**Problem requirements**
Type out the records again, exactly as they are.

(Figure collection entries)
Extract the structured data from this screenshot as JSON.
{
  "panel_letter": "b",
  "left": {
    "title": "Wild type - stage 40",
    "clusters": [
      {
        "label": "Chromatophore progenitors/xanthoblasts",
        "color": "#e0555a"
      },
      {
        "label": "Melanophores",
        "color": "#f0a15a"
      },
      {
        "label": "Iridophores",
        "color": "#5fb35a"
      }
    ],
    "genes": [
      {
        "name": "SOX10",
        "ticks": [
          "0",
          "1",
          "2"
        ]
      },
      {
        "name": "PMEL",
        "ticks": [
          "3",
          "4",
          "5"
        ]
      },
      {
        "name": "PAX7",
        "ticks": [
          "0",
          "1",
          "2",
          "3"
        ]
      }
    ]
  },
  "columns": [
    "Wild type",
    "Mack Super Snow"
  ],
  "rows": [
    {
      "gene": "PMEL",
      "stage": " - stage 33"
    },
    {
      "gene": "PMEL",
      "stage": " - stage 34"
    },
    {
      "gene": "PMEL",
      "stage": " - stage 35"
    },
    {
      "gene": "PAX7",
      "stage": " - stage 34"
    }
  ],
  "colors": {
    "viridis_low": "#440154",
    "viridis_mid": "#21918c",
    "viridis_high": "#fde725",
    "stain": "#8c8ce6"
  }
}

**Response to this exercise**
Extract the structured data from this screenshot as JSON.
{
  "panel_letter": "b",
  "left": {
    "title": "Wild type - stage 40",
    "clusters": [
      {
        "label": "Chromatophore progenitors/xanthoblasts",
        "color": "#e0555a"
      },
      {
        "label": "Melanophores",
        "color": "#f0a15a"
      },
      {
        "label": "Iridophores",
        "color": "#5fb35a"
      }
    ],
    "genes": [
      {
        "name": "SOX10",
        "ticks": [
          "0",
          "1",
          "2"
        ]
      },
      {
        "name": "PMEL",
        "ticks": [
          "3",
          "4",
          "5"
        ]
      },
      {
        "name": "PAX7",
        "ticks": [
          "0",
          "1",
          "2",
          "3"
        ]
      }
    ]
  },
  "columns": [
    "Wild type",
    "Mack Super Snow"
  ],
  "rows": [
    {
      "gene": "PMEL",
      "stage": " - stage 33"
    },
    {
      "gene": "PMEL",
      "stage": " - stage 34"
    },
    {
      "gene": "PMEL",
      "stage": " - stage 35"
    },
    {
      "gene": "PAX7",
      "stage": " - stage 34"
    }
  ],
  "colors": {
    "viridis_low": "#440154",
    "viridis_mid": "#21918c",
    "viridis_high": "#fde725",
    "stain": "#8c8ce6"
  }
}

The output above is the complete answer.